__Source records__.
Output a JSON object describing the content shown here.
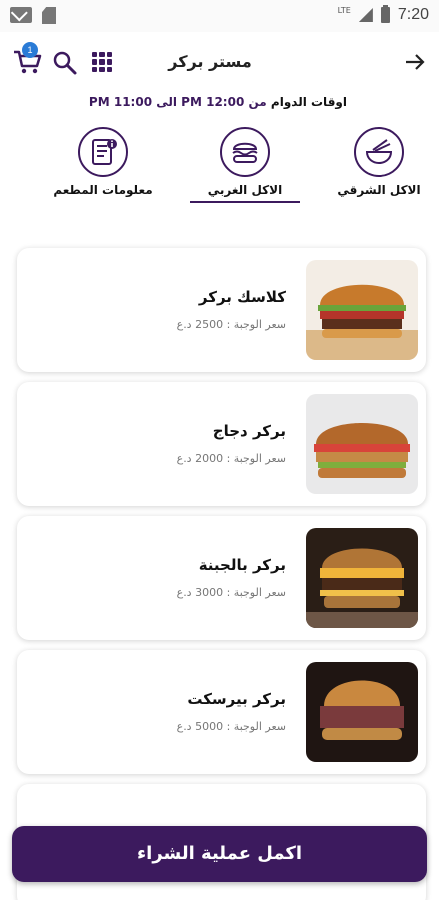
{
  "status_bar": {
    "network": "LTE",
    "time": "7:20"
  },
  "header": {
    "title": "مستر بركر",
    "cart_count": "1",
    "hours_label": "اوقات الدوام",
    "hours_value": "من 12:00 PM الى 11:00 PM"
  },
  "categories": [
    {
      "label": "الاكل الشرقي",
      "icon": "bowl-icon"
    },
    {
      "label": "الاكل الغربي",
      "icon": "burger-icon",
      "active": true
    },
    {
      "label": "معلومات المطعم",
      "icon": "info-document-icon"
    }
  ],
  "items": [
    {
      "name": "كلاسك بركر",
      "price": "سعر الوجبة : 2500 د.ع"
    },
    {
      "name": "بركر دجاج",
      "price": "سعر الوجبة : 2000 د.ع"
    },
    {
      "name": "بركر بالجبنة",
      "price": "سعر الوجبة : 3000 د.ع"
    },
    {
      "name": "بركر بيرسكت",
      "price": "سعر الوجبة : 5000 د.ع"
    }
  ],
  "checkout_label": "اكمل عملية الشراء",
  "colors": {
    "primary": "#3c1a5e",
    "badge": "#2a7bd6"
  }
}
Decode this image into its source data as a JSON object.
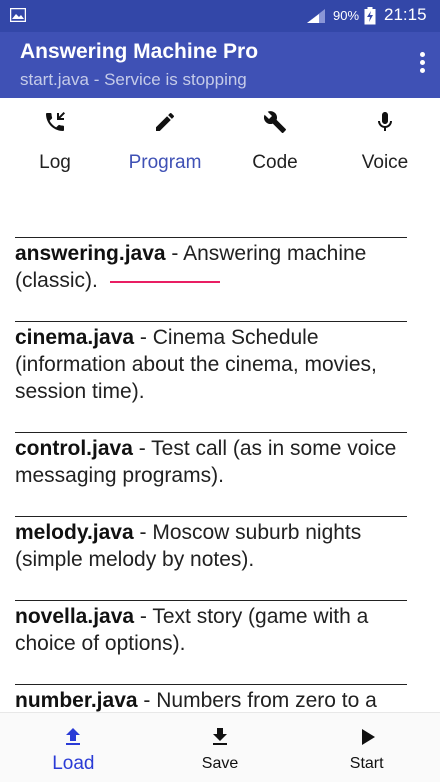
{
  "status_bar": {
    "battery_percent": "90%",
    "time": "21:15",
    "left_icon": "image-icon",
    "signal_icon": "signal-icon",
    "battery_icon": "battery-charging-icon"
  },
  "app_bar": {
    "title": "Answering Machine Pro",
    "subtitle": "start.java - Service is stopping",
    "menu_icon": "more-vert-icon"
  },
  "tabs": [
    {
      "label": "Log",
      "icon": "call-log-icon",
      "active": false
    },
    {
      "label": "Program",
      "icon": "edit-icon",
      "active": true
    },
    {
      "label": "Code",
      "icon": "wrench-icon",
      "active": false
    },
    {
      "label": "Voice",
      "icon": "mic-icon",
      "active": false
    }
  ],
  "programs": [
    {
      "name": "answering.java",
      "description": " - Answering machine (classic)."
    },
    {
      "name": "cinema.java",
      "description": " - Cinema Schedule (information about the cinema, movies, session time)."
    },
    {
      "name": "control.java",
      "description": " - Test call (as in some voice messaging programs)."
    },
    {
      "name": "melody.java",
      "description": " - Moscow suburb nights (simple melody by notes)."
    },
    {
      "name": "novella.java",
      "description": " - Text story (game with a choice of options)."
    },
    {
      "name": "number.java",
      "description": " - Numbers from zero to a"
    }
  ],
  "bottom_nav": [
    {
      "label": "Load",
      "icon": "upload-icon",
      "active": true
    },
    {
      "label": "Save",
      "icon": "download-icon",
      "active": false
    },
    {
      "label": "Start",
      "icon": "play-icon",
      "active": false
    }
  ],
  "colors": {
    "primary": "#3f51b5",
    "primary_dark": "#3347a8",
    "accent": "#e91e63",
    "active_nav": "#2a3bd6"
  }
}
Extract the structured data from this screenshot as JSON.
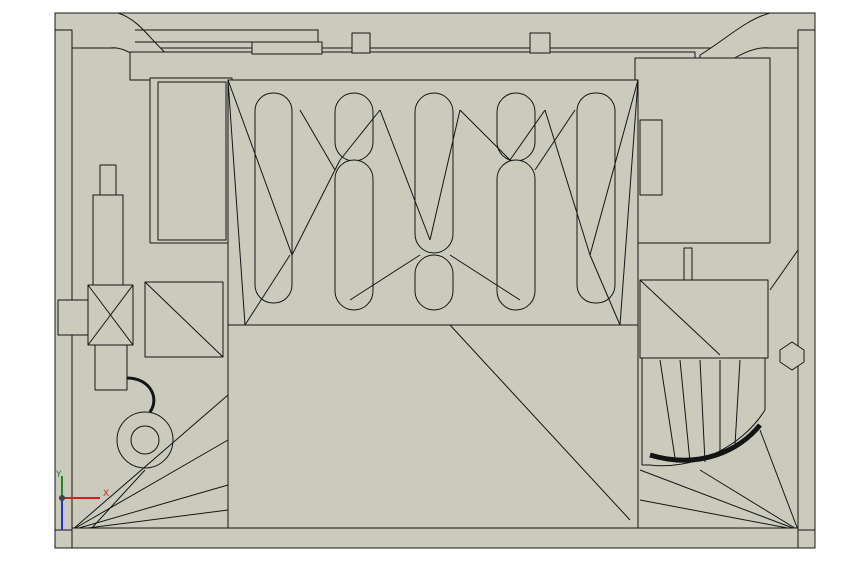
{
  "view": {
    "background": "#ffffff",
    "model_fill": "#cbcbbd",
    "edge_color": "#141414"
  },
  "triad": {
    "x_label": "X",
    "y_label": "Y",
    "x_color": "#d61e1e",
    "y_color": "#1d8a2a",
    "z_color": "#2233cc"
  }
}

__TASK INSTRUCTIONS__.
Transcribe the records above exactly, omitting every picture they contain.

__FINISHED TASK__.
Output a JSON object describing the content shown here.
{
  "status_bar": {
    "network": "LTE",
    "time": "7:20"
  },
  "header": {
    "title": "مستر بركر",
    "cart_count": "1",
    "hours_label": "اوقات الدوام",
    "hours_value": "من 12:00 PM الى 11:00 PM"
  },
  "categories": [
    {
      "label": "الاكل الشرقي",
      "icon": "bowl-icon"
    },
    {
      "label": "الاكل الغربي",
      "icon": "burger-icon",
      "active": true
    },
    {
      "label": "معلومات المطعم",
      "icon": "info-document-icon"
    }
  ],
  "items": [
    {
      "name": "كلاسك بركر",
      "price": "سعر الوجبة : 2500 د.ع"
    },
    {
      "name": "بركر دجاج",
      "price": "سعر الوجبة : 2000 د.ع"
    },
    {
      "name": "بركر بالجبنة",
      "price": "سعر الوجبة : 3000 د.ع"
    },
    {
      "name": "بركر بيرسكت",
      "price": "سعر الوجبة : 5000 د.ع"
    }
  ],
  "checkout_label": "اكمل عملية الشراء",
  "colors": {
    "primary": "#3c1a5e",
    "badge": "#2a7bd6"
  }
}
Decode this image into its source data as a JSON object.
{
  "status_bar": {
    "battery_percent": "90%",
    "time": "21:15",
    "left_icon": "image-icon",
    "signal_icon": "signal-icon",
    "battery_icon": "battery-charging-icon"
  },
  "app_bar": {
    "title": "Answering Machine Pro",
    "subtitle": "start.java - Service is stopping",
    "menu_icon": "more-vert-icon"
  },
  "tabs": [
    {
      "label": "Log",
      "icon": "call-log-icon",
      "active": false
    },
    {
      "label": "Program",
      "icon": "edit-icon",
      "active": true
    },
    {
      "label": "Code",
      "icon": "wrench-icon",
      "active": false
    },
    {
      "label": "Voice",
      "icon": "mic-icon",
      "active": false
    }
  ],
  "programs": [
    {
      "name": "answering.java",
      "description": " - Answering machine (classic)."
    },
    {
      "name": "cinema.java",
      "description": " - Cinema Schedule (information about the cinema, movies, session time)."
    },
    {
      "name": "control.java",
      "description": " - Test call (as in some voice messaging programs)."
    },
    {
      "name": "melody.java",
      "description": " - Moscow suburb nights (simple melody by notes)."
    },
    {
      "name": "novella.java",
      "description": " - Text story (game with a choice of options)."
    },
    {
      "name": "number.java",
      "description": " - Numbers from zero to a"
    }
  ],
  "bottom_nav": [
    {
      "label": "Load",
      "icon": "upload-icon",
      "active": true
    },
    {
      "label": "Save",
      "icon": "download-icon",
      "active": false
    },
    {
      "label": "Start",
      "icon": "play-icon",
      "active": false
    }
  ],
  "colors": {
    "primary": "#3f51b5",
    "primary_dark": "#3347a8",
    "accent": "#e91e63",
    "active_nav": "#2a3bd6"
  }
}
Extract the structured data from this screenshot as JSON.
{
  "view": {
    "background": "#ffffff",
    "model_fill": "#cbcbbd",
    "edge_color": "#141414"
  },
  "triad": {
    "x_label": "X",
    "y_label": "Y",
    "x_color": "#d61e1e",
    "y_color": "#1d8a2a",
    "z_color": "#2233cc"
  }
}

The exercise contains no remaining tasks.